● **Requirements**: Below are some records. Count the lines with "найдены" in them and give nothing but the total.

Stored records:
* * * * *

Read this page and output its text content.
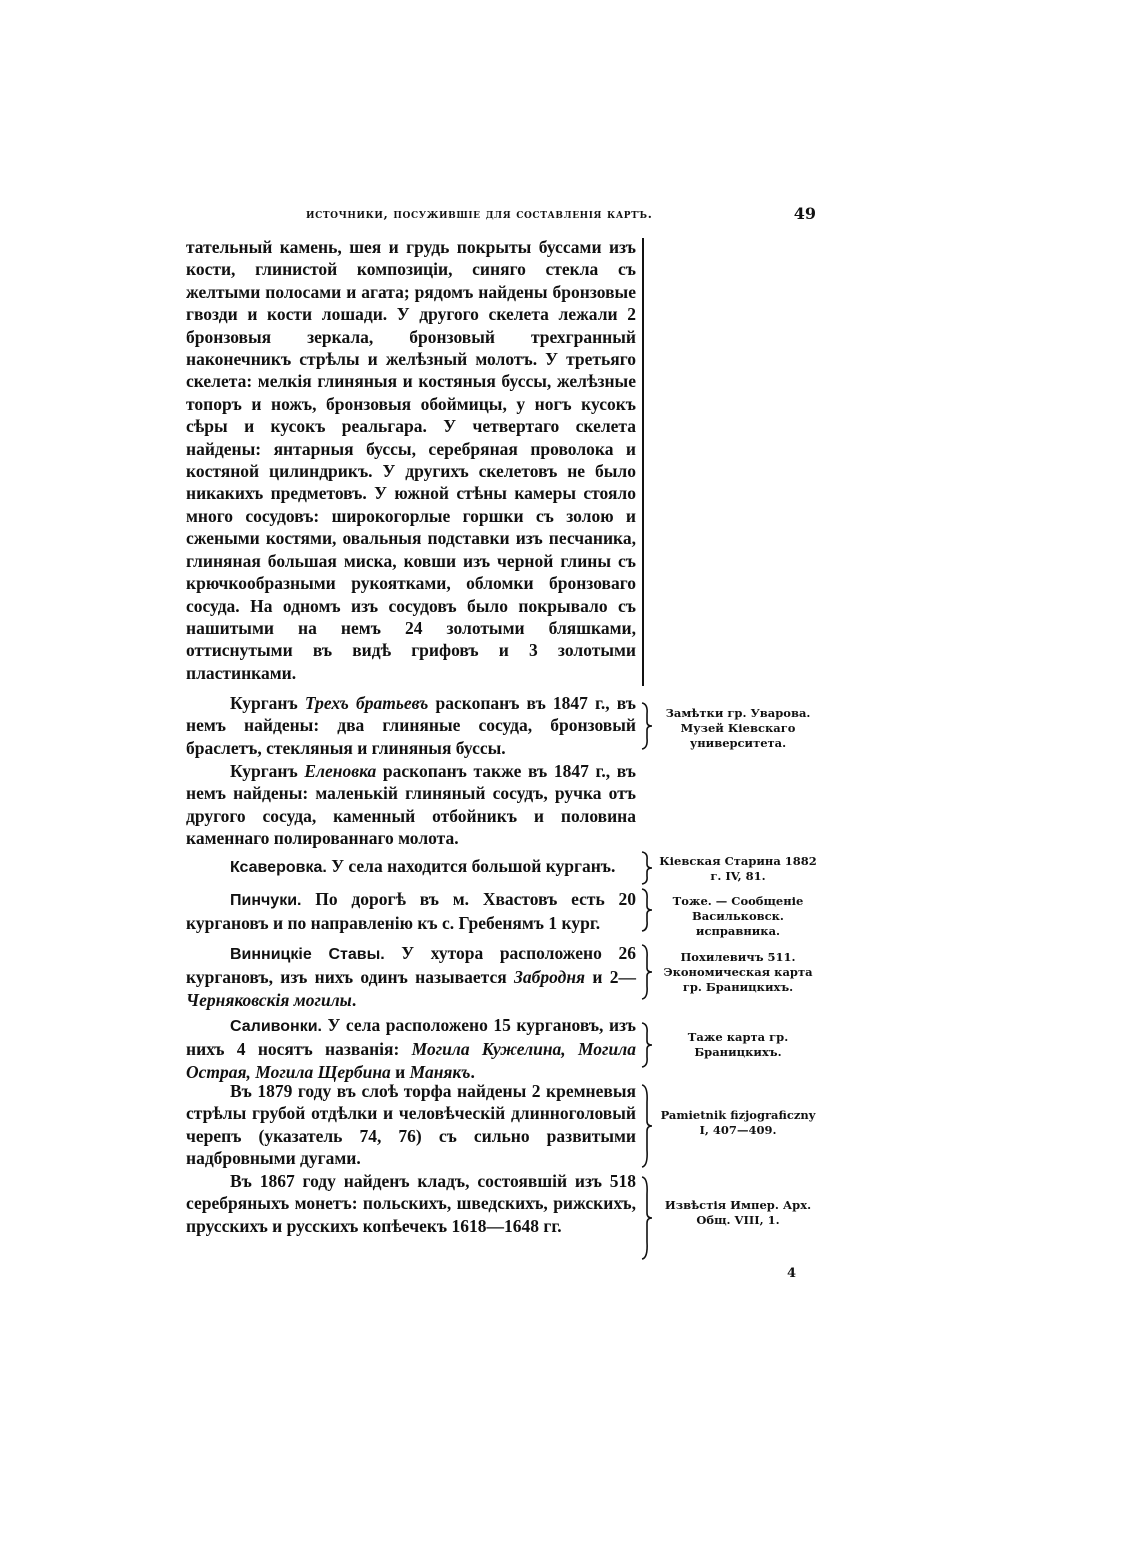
источники, посужившіе для составленія картъ.	49

тательный камень, шея и грудь покрыты буссами изъ кости, глинистой композиціи, синяго стекла съ желтыми полосами и агата; рядомъ найдены бронзовые гвозди и кости лошади. У другого скелета лежали 2 бронзовыя зеркала, бронзовый трехгранный наконечникъ стрѣлы и желѣзный молотъ. У третьяго скелета: мелкія глиняныя и костяныя буссы, желѣзные топоръ и ножъ, бронзовыя обоймицы, у ногъ кусокъ сѣры и кусокъ реальгара. У четвертаго скелета найдены: янтарныя буссы, серебряная проволока и костяной цилиндрикъ. У другихъ скелетовъ не было никакихъ предметовъ. У южной стѣны камеры стояло много сосудовъ: широкогорлые горшки съ золою и сжеными костями, овальныя подставки изъ песчаника, глиняная большая миска, ковши изъ черной глины съ крючкообразными рукоятками, обломки бронзоваго сосуда. На одномъ изъ сосудовъ было покрывало съ нашитыми на немъ 24 золотыми бляшками, оттиснутыми въ видѣ грифовъ и 3 золотыми пластинками.

Курганъ Трехъ братьевъ раскопанъ въ 1847 г., въ немъ найдены: два глиняные сосуда, бронзовый браслетъ, стекляныя и глиняныя буссы.

Замѣтки гр. Уварова. Музей Кіевскаго университета.

Курганъ Еленовка раскопанъ также въ 1847 г., въ немъ найдены: маленькій глиняный сосудъ, ручка отъ другого сосуда, каменный отбойникъ и половина каменнаго полированнаго молота.

Ксаверовка. У села находится большой курганъ.	Кіевская Старина 1882 г. IV, 81.

Пинчуки. По дорогѣ въ м. Хвастовъ есть 20 кургановъ и по направленію къ с. Гребенямъ 1 кург.

Тоже. — Сообщеніе Васильковск. исправника.

Винницкіе Ставы. У хутора расположено 26 кургановъ, изъ нихъ одинъ называется Забродня и 2—Черняковскія могилы.

Похилевичъ 511. Экономическая карта гр. Браницкихъ.

Саливонки. У села расположено 15 кургановъ, изъ нихъ 4 носятъ названія: Могила Кужелина, Могила Острая, Могила Щербина и Манякъ.

Таже карта гр. Браницкихъ.

Въ 1879 году въ слоѣ торфа найдены 2 кремневыя стрѣлы грубой отдѣлки и человѣческій длинноголовый черепъ (указатель 74, 76) съ сильно развитыми надбровными дугами.

Pamietnik fizjograficzny I, 407—409.

Въ 1867 году найденъ кладъ, состоявшій изъ 518 серебряныхъ монетъ: польскихъ, шведскихъ, рижскихъ, прусскихъ и русскихъ копѣечекъ 1618—1648 гг.

Извѣстія Импер. Арх. Общ. VIII, 1.
4
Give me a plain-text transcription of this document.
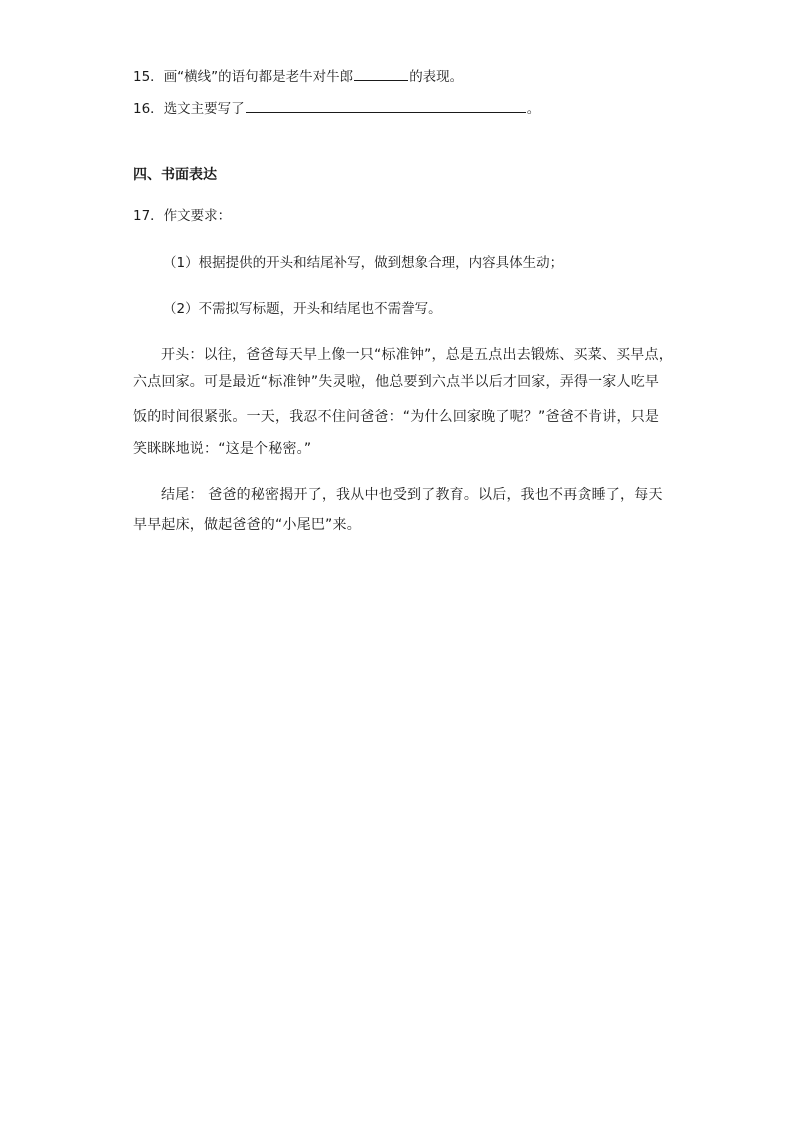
15．画“横线”的语句都是老牛对牛郎	的表现。
16．选文主要写了	。
四、书面表达
17．作文要求：
（1）根据提供的开头和结尾补写，做到想象合理，内容具体生动；
（2）不需拟写标题，开头和结尾也不需誊写。
开头：以往，爸爸每天早上像一只“标准钟”，总是五点出去锻炼、买菜、买早点，
六点回家。可是最近“标准钟”失灵啦，他总要到六点半以后才回家，弄得一家人吃早
饭的时间很紧张。一天，我忍不住问爸爸：“为什么回家晚了呢？”爸爸不肯讲，只是
笑眯眯地说：“这是个秘密。”
结尾： 爸爸的秘密揭开了，我从中也受到了教育。以后，我也不再贪睡了，每天
早早起床，做起爸爸的“小尾巴”来。
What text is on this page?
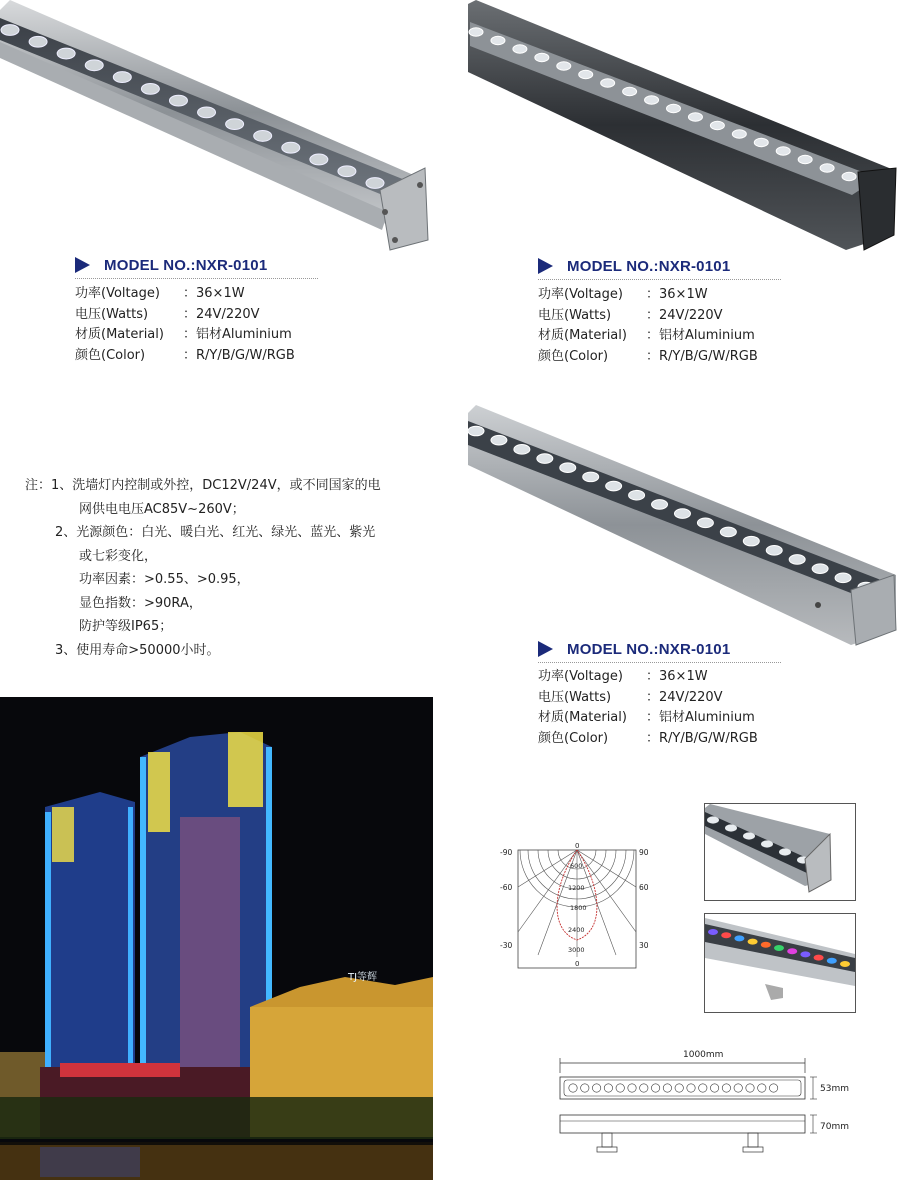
MODEL NO.:NXR-0101	MODEL NO.:NXR-0101
MODEL NO.:NXR-0101
功率(Voltage)	： 36×1W
电压(Watts)	： 24V/220V
材质(Material)	： 铝材Aluminium
颜色(Color)	： R/Y/B/G/W/RGB
功率(Voltage)	： 36×1W
电压(Watts)	： 24V/220V
材质(Material)	： 铝材Aluminium
颜色(Color)	： R/Y/B/G/W/RGB
功率(Voltage)	： 36×1W
电压(Watts)	： 24V/220V
材质(Material)	： 铝材Aluminium
颜色(Color)	： R/Y/B/G/W/RGB
注：1、洗墙灯内控制或外控，DC12V/24V，或不同国家的电
网供电电压AC85V~260V；
2、光源颜色：白光、暖白光、红光、绿光、蓝光、紫光
或七彩变化，
功率因素：>0.55、>0.95，
显色指数：>90RA，
防护等级IP65；
3、使用寿命>50000小时。
TJ等辉
-90
-60
-30
90
60
30
0
0
600
1200
1800
2400
3000
1000mm
53mm
70mm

* * * * *

● **Response to the exercise**: 4